*PROBLEM DETAILS*: Which lines of the data below contain "title"? Please show them all.

Dataset entries on figures
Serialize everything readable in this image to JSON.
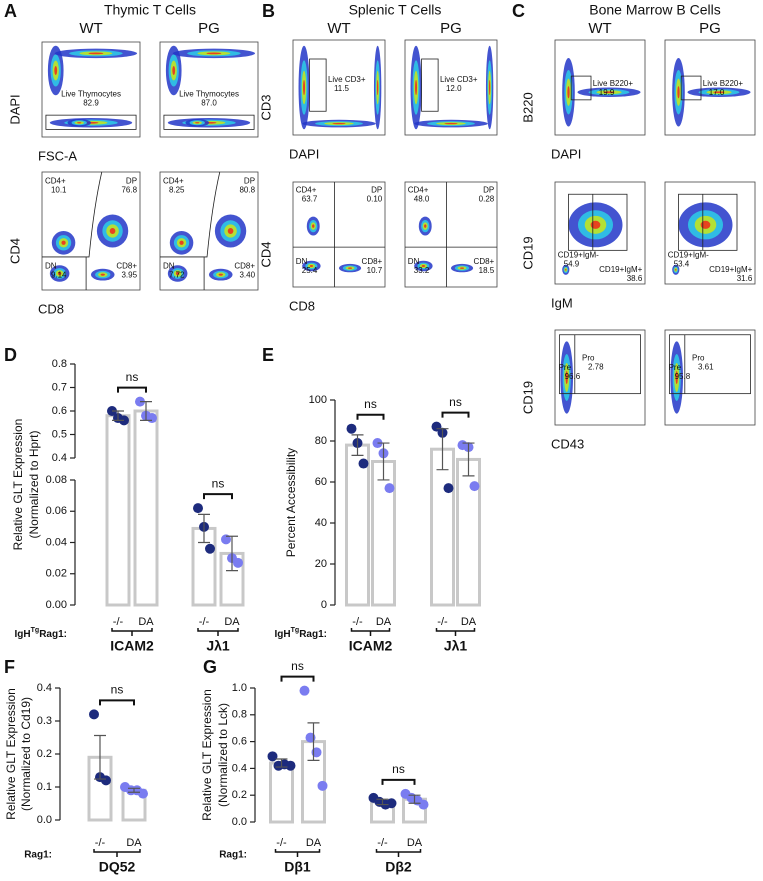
{
  "flow": {
    "condition_colors": [
      "#55627f",
      "#c9423f"
    ],
    "panels": [
      {
        "label": "A",
        "title": "Thymic T Cells",
        "conditions": [
          "WT",
          "PG"
        ],
        "rows": [
          {
            "ylabel": "DAPI",
            "xlabel": "FSC-A",
            "plots": [
              {
                "gates": [
                  {
                    "name": "Live Thymocytes",
                    "value": "82.9"
                  }
                ]
              },
              {
                "gates": [
                  {
                    "name": "Live Thymocytes",
                    "value": "87.0"
                  }
                ]
              }
            ]
          },
          {
            "ylabel": "CD4",
            "xlabel": "CD8",
            "plots": [
              {
                "gates": [
                  {
                    "name": "CD4+",
                    "value": "10.1"
                  },
                  {
                    "name": "DP",
                    "value": "76.8"
                  },
                  {
                    "name": "DN",
                    "value": "9.14"
                  },
                  {
                    "name": "CD8+",
                    "value": "3.95"
                  }
                ]
              },
              {
                "gates": [
                  {
                    "name": "CD4+",
                    "value": "8.25"
                  },
                  {
                    "name": "DP",
                    "value": "80.8"
                  },
                  {
                    "name": "DN",
                    "value": "7.72"
                  },
                  {
                    "name": "CD8+",
                    "value": "3.40"
                  }
                ]
              }
            ]
          }
        ]
      },
      {
        "label": "B",
        "title": "Splenic T Cells",
        "conditions": [
          "WT",
          "PG"
        ],
        "rows": [
          {
            "ylabel": "CD3",
            "xlabel": "DAPI",
            "plots": [
              {
                "gates": [
                  {
                    "name": "Live CD3+",
                    "value": "11.5"
                  }
                ]
              },
              {
                "gates": [
                  {
                    "name": "Live CD3+",
                    "value": "12.0"
                  }
                ]
              }
            ]
          },
          {
            "ylabel": "CD4",
            "xlabel": "CD8",
            "plots": [
              {
                "gates": [
                  {
                    "name": "CD4+",
                    "value": "63.7"
                  },
                  {
                    "name": "DP",
                    "value": "0.10"
                  },
                  {
                    "name": "DN",
                    "value": "25.4"
                  },
                  {
                    "name": "CD8+",
                    "value": "10.7"
                  }
                ]
              },
              {
                "gates": [
                  {
                    "name": "CD4+",
                    "value": "48.0"
                  },
                  {
                    "name": "DP",
                    "value": "0.28"
                  },
                  {
                    "name": "DN",
                    "value": "33.2"
                  },
                  {
                    "name": "CD8+",
                    "value": "18.5"
                  }
                ]
              }
            ]
          }
        ]
      },
      {
        "label": "C",
        "title": "Bone Marrow B Cells",
        "conditions": [
          "WT",
          "PG"
        ],
        "rows": [
          {
            "ylabel": "B220",
            "xlabel": "DAPI",
            "plots": [
              {
                "gates": [
                  {
                    "name": "Live B220+",
                    "value": "19.9"
                  }
                ]
              },
              {
                "gates": [
                  {
                    "name": "Live B220+",
                    "value": "17.0"
                  }
                ]
              }
            ]
          },
          {
            "ylabel": "CD19",
            "xlabel": "IgM",
            "plots": [
              {
                "gates": [
                  {
                    "name": "CD19+IgM-",
                    "value": "54.9"
                  },
                  {
                    "name": "CD19+IgM+",
                    "value": "38.6"
                  }
                ]
              },
              {
                "gates": [
                  {
                    "name": "CD19+IgM-",
                    "value": "53.4"
                  },
                  {
                    "name": "CD19+IgM+",
                    "value": "31.6"
                  }
                ]
              }
            ]
          },
          {
            "ylabel": "CD19",
            "xlabel": "CD43",
            "plots": [
              {
                "gates": [
                  {
                    "name": "Pre",
                    "value": "96.6"
                  },
                  {
                    "name": "Pro",
                    "value": "2.78"
                  }
                ]
              },
              {
                "gates": [
                  {
                    "name": "Pre",
                    "value": "95.8"
                  },
                  {
                    "name": "Pro",
                    "value": "3.61"
                  }
                ]
              }
            ]
          }
        ]
      }
    ]
  },
  "chart_data": [
    {
      "type": "bar",
      "panel": "D",
      "ylabel": [
        "Relative GLT Expression",
        "(Normalized to Hprt)"
      ],
      "row_label": [
        "IgH",
        "Tg",
        "Rag1:"
      ],
      "categories": [
        "ICAM2",
        "Jλ1"
      ],
      "segments": [
        {
          "ylim": [
            0,
            0.08
          ],
          "yticks": [
            {
              "value": 0,
              "label": "0.00"
            },
            0.02,
            0.04,
            0.06,
            0.08
          ]
        },
        {
          "ylim": [
            0.4,
            0.8
          ],
          "yticks": [
            0.4,
            0.5,
            0.6,
            0.7,
            0.8
          ]
        }
      ],
      "series": [
        {
          "name": "-/-",
          "color": "#1d2b7d",
          "values": [
            0.58,
            0.049
          ],
          "errors": [
            0.02,
            0.009
          ],
          "points": [
            [
              0.6,
              0.57,
              0.56
            ],
            [
              0.062,
              0.05,
              0.036
            ]
          ]
        },
        {
          "name": "DA",
          "color": "#7a7cf0",
          "values": [
            0.6,
            0.033
          ],
          "errors": [
            0.04,
            0.011
          ],
          "points": [
            [
              0.64,
              0.58,
              0.57
            ],
            [
              0.042,
              0.03,
              0.027
            ]
          ]
        }
      ],
      "significance": [
        "ns",
        "ns"
      ]
    },
    {
      "type": "bar",
      "panel": "E",
      "ylabel": "Percent Accessibility",
      "row_label": [
        "IgH",
        "Tg",
        "Rag1:"
      ],
      "categories": [
        "ICAM2",
        "Jλ1"
      ],
      "ylim": [
        0,
        100
      ],
      "yticks": [
        0,
        20,
        40,
        60,
        80,
        100
      ],
      "series": [
        {
          "name": "-/-",
          "color": "#1d2b7d",
          "values": [
            78,
            76
          ],
          "errors": [
            5,
            10
          ],
          "points": [
            [
              86,
              79,
              69
            ],
            [
              87,
              84,
              57
            ]
          ]
        },
        {
          "name": "DA",
          "color": "#7a7cf0",
          "values": [
            70,
            71
          ],
          "errors": [
            9,
            8
          ],
          "points": [
            [
              79,
              74,
              57
            ],
            [
              78,
              77,
              58
            ]
          ]
        }
      ],
      "significance": [
        "ns",
        "ns"
      ]
    },
    {
      "type": "bar",
      "panel": "F",
      "ylabel": [
        "Relative GLT Expression",
        "(Normalized to Cd19)"
      ],
      "row_label": "Rag1:",
      "categories": [
        "DQ52"
      ],
      "ylim": [
        0,
        0.4
      ],
      "yticks": [
        {
          "value": 0,
          "label": "0.0"
        },
        0.1,
        0.2,
        0.3,
        0.4
      ],
      "series": [
        {
          "name": "-/-",
          "color": "#1d2b7d",
          "values": [
            0.19
          ],
          "errors": [
            0.066
          ],
          "points": [
            [
              0.32,
              0.13,
              0.12
            ]
          ]
        },
        {
          "name": "DA",
          "color": "#7a7cf0",
          "values": [
            0.09
          ],
          "errors": [
            0.006
          ],
          "points": [
            [
              0.1,
              0.09,
              0.09,
              0.08
            ]
          ]
        }
      ],
      "significance": [
        "ns"
      ]
    },
    {
      "type": "bar",
      "panel": "G",
      "ylabel": [
        "Relative GLT Expression",
        "(Normalized to Lck)"
      ],
      "row_label": "Rag1:",
      "categories": [
        "Dβ1",
        "Dβ2"
      ],
      "ylim": [
        0,
        1
      ],
      "yticks": [
        {
          "value": 0,
          "label": "0.0"
        },
        0.2,
        0.4,
        0.6,
        0.8,
        {
          "value": 1,
          "label": "1.0"
        }
      ],
      "series": [
        {
          "name": "-/-",
          "color": "#1d2b7d",
          "values": [
            0.44,
            0.15
          ],
          "errors": [
            0.03,
            0.02
          ],
          "points": [
            [
              0.49,
              0.42,
              0.43,
              0.42
            ],
            [
              0.18,
              0.15,
              0.13,
              0.14
            ]
          ]
        },
        {
          "name": "DA",
          "color": "#7a7cf0",
          "values": [
            0.6,
            0.17
          ],
          "errors": [
            0.14,
            0.03
          ],
          "points": [
            [
              0.98,
              0.63,
              0.52,
              0.27
            ],
            [
              0.21,
              0.18,
              0.16,
              0.13
            ]
          ]
        }
      ],
      "significance": [
        "ns",
        "ns"
      ]
    }
  ]
}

*TASK RESULT*:
        "title": "Thymic T Cells",
        "title": "Splenic T Cells",
        "title": "Bone Marrow B Cells",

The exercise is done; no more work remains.